Source data:
╭──
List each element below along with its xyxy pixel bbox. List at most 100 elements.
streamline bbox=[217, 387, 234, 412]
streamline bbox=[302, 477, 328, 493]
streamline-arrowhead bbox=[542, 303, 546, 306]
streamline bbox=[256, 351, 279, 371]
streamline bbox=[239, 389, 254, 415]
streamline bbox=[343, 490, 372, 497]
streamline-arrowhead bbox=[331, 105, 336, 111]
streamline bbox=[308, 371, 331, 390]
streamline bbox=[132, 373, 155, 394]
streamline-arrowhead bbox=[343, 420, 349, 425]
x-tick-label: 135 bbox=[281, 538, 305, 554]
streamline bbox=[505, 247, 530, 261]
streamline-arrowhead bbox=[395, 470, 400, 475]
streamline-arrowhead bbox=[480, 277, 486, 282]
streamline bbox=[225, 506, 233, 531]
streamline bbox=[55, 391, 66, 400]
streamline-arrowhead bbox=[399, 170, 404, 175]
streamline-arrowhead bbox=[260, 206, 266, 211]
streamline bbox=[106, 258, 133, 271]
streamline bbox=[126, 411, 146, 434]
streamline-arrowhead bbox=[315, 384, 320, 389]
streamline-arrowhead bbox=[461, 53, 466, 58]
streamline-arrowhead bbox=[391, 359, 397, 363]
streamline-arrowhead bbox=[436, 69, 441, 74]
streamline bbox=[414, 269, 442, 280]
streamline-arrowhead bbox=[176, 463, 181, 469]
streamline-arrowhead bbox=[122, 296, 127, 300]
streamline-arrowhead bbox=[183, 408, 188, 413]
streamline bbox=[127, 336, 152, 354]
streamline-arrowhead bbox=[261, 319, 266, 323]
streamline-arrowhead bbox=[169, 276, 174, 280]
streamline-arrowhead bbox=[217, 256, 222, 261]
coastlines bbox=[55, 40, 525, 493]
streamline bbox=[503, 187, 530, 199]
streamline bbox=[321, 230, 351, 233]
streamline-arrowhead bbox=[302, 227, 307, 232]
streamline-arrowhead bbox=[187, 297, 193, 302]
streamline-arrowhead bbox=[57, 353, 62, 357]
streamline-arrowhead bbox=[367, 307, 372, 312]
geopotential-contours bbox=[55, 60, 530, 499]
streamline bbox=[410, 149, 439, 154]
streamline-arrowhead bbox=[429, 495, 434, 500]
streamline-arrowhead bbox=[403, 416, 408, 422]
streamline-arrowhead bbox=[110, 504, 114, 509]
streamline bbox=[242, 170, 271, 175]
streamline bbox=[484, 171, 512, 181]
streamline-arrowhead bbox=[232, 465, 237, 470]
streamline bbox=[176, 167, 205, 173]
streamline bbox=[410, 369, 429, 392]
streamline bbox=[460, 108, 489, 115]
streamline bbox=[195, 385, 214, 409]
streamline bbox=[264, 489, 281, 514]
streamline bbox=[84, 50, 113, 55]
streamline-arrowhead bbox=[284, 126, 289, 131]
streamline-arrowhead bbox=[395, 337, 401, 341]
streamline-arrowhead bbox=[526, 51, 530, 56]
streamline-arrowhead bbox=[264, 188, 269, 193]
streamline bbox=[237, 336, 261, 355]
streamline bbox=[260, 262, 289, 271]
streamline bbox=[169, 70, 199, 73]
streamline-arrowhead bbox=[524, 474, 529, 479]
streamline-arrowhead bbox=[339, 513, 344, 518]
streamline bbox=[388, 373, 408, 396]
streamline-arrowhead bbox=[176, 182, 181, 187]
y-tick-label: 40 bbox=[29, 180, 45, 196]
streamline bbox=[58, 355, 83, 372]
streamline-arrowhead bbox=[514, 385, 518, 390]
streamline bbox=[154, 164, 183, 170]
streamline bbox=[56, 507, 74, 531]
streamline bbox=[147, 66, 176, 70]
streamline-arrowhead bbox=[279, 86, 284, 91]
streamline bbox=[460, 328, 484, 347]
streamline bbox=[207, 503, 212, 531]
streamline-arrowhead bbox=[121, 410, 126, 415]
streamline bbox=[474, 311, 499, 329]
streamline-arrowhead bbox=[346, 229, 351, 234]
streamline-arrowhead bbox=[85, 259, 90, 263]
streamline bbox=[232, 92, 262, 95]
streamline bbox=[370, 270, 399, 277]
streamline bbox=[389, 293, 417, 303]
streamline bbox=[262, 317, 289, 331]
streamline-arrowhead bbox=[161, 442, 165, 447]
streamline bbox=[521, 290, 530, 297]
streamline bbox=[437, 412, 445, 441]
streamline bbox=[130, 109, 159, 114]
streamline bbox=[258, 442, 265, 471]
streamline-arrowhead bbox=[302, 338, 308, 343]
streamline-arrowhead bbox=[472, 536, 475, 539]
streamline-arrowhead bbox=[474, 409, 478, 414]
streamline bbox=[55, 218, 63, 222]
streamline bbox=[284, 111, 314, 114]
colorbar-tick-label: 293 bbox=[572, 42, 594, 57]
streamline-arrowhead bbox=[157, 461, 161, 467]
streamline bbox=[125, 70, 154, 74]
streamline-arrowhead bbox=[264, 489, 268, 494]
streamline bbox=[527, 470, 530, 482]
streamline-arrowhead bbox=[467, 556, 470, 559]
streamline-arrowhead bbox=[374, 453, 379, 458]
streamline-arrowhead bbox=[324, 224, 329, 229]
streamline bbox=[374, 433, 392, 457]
╰──
Directions:
Rewrite the data above, changing "coastlines" to "shorelines" wherever it occurs and leaving everything else unchanged.

Correct result:
List each element below along with its xyxy pixel bbox. List at most 100 elements.
streamline bbox=[217, 387, 234, 412]
streamline bbox=[302, 477, 328, 493]
streamline-arrowhead bbox=[542, 303, 546, 306]
streamline bbox=[256, 351, 279, 371]
streamline bbox=[239, 389, 254, 415]
streamline bbox=[343, 490, 372, 497]
streamline-arrowhead bbox=[331, 105, 336, 111]
streamline bbox=[308, 371, 331, 390]
streamline bbox=[132, 373, 155, 394]
streamline-arrowhead bbox=[343, 420, 349, 425]
x-tick-label: 135 bbox=[281, 538, 305, 554]
streamline bbox=[505, 247, 530, 261]
streamline-arrowhead bbox=[395, 470, 400, 475]
streamline-arrowhead bbox=[480, 277, 486, 282]
streamline bbox=[225, 506, 233, 531]
streamline bbox=[55, 391, 66, 400]
streamline-arrowhead bbox=[399, 170, 404, 175]
streamline-arrowhead bbox=[260, 206, 266, 211]
streamline bbox=[106, 258, 133, 271]
streamline bbox=[126, 411, 146, 434]
streamline-arrowhead bbox=[315, 384, 320, 389]
streamline-arrowhead bbox=[461, 53, 466, 58]
streamline-arrowhead bbox=[391, 359, 397, 363]
streamline-arrowhead bbox=[436, 69, 441, 74]
streamline bbox=[414, 269, 442, 280]
streamline-arrowhead bbox=[176, 463, 181, 469]
streamline-arrowhead bbox=[122, 296, 127, 300]
streamline-arrowhead bbox=[183, 408, 188, 413]
streamline bbox=[127, 336, 152, 354]
streamline-arrowhead bbox=[261, 319, 266, 323]
streamline-arrowhead bbox=[169, 276, 174, 280]
streamline-arrowhead bbox=[217, 256, 222, 261]
shorelines bbox=[55, 40, 525, 493]
streamline bbox=[503, 187, 530, 199]
streamline bbox=[321, 230, 351, 233]
streamline-arrowhead bbox=[302, 227, 307, 232]
streamline-arrowhead bbox=[187, 297, 193, 302]
streamline-arrowhead bbox=[57, 353, 62, 357]
streamline-arrowhead bbox=[367, 307, 372, 312]
geopotential-contours bbox=[55, 60, 530, 499]
streamline bbox=[410, 149, 439, 154]
streamline-arrowhead bbox=[429, 495, 434, 500]
streamline-arrowhead bbox=[403, 416, 408, 422]
streamline-arrowhead bbox=[110, 504, 114, 509]
streamline bbox=[242, 170, 271, 175]
streamline bbox=[484, 171, 512, 181]
streamline-arrowhead bbox=[232, 465, 237, 470]
streamline bbox=[176, 167, 205, 173]
streamline bbox=[410, 369, 429, 392]
streamline bbox=[460, 108, 489, 115]
streamline bbox=[195, 385, 214, 409]
streamline bbox=[264, 489, 281, 514]
streamline bbox=[84, 50, 113, 55]
streamline-arrowhead bbox=[284, 126, 289, 131]
streamline-arrowhead bbox=[395, 337, 401, 341]
streamline-arrowhead bbox=[526, 51, 530, 56]
streamline-arrowhead bbox=[264, 188, 269, 193]
streamline bbox=[237, 336, 261, 355]
streamline bbox=[260, 262, 289, 271]
streamline bbox=[169, 70, 199, 73]
streamline-arrowhead bbox=[524, 474, 529, 479]
streamline-arrowhead bbox=[339, 513, 344, 518]
streamline bbox=[388, 373, 408, 396]
streamline-arrowhead bbox=[176, 182, 181, 187]
y-tick-label: 40 bbox=[29, 180, 45, 196]
streamline bbox=[58, 355, 83, 372]
streamline-arrowhead bbox=[514, 385, 518, 390]
streamline bbox=[154, 164, 183, 170]
streamline bbox=[56, 507, 74, 531]
streamline bbox=[147, 66, 176, 70]
streamline-arrowhead bbox=[279, 86, 284, 91]
streamline bbox=[460, 328, 484, 347]
streamline bbox=[207, 503, 212, 531]
streamline-arrowhead bbox=[121, 410, 126, 415]
streamline bbox=[474, 311, 499, 329]
streamline-arrowhead bbox=[346, 229, 351, 234]
streamline-arrowhead bbox=[85, 259, 90, 263]
streamline bbox=[232, 92, 262, 95]
streamline bbox=[370, 270, 399, 277]
streamline bbox=[389, 293, 417, 303]
streamline bbox=[262, 317, 289, 331]
streamline-arrowhead bbox=[161, 442, 165, 447]
streamline bbox=[521, 290, 530, 297]
streamline bbox=[437, 412, 445, 441]
streamline bbox=[130, 109, 159, 114]
streamline bbox=[258, 442, 265, 471]
streamline-arrowhead bbox=[302, 338, 308, 343]
streamline-arrowhead bbox=[472, 536, 475, 539]
streamline-arrowhead bbox=[474, 409, 478, 414]
streamline bbox=[55, 218, 63, 222]
streamline bbox=[284, 111, 314, 114]
colorbar-tick-label: 293 bbox=[572, 42, 594, 57]
streamline-arrowhead bbox=[157, 461, 161, 467]
streamline bbox=[125, 70, 154, 74]
streamline-arrowhead bbox=[264, 489, 268, 494]
streamline bbox=[527, 470, 530, 482]
streamline-arrowhead bbox=[467, 556, 470, 559]
streamline-arrowhead bbox=[374, 453, 379, 458]
streamline-arrowhead bbox=[324, 224, 329, 229]
streamline bbox=[374, 433, 392, 457]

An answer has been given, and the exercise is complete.